## BEGIN DATA LINES
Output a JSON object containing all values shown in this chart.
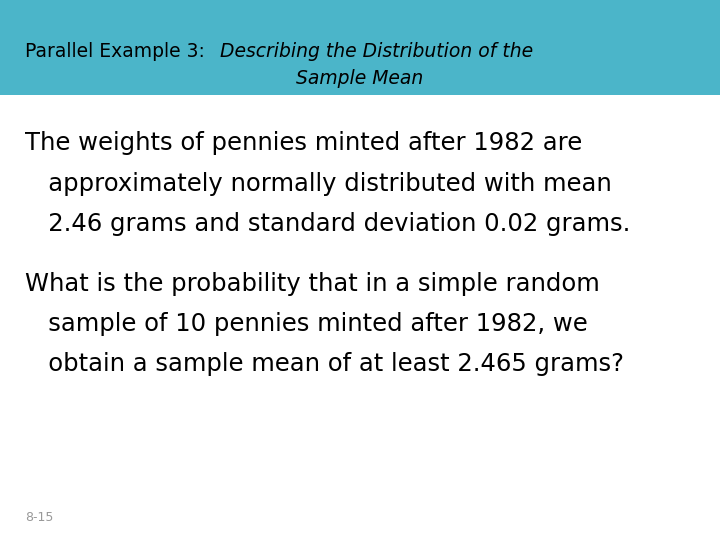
{
  "title_normal_part": "Parallel Example 3:  ",
  "title_italic_part": "Describing the Distribution of the",
  "title_line2": "Sample Mean",
  "title_bg_color": "#4bb5c9",
  "title_text_color": "#000000",
  "body_bg_color": "#ffffff",
  "paragraph1_line1": "The weights of pennies minted after 1982 are",
  "paragraph1_line2": "   approximately normally distributed with mean",
  "paragraph1_line3": "   2.46 grams and standard deviation 0.02 grams.",
  "paragraph2_line1": "What is the probability that in a simple random",
  "paragraph2_line2": "   sample of 10 pennies minted after 1982, we",
  "paragraph2_line3": "   obtain a sample mean of at least 2.465 grams?",
  "footer_text": "8-15",
  "footer_color": "#999999",
  "title_fontsize": 13.5,
  "body_fontsize": 17.5,
  "footer_fontsize": 9
}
## END DATA LINES
GOAL: Looking at the data above, show all lines where the word "minted" occurs.

TASK ANSWER:
  "paragraph1_line1": "The weights of pennies minted after 1982 are",
  "paragraph2_line2": "   sample of 10 pennies minted after 1982, we",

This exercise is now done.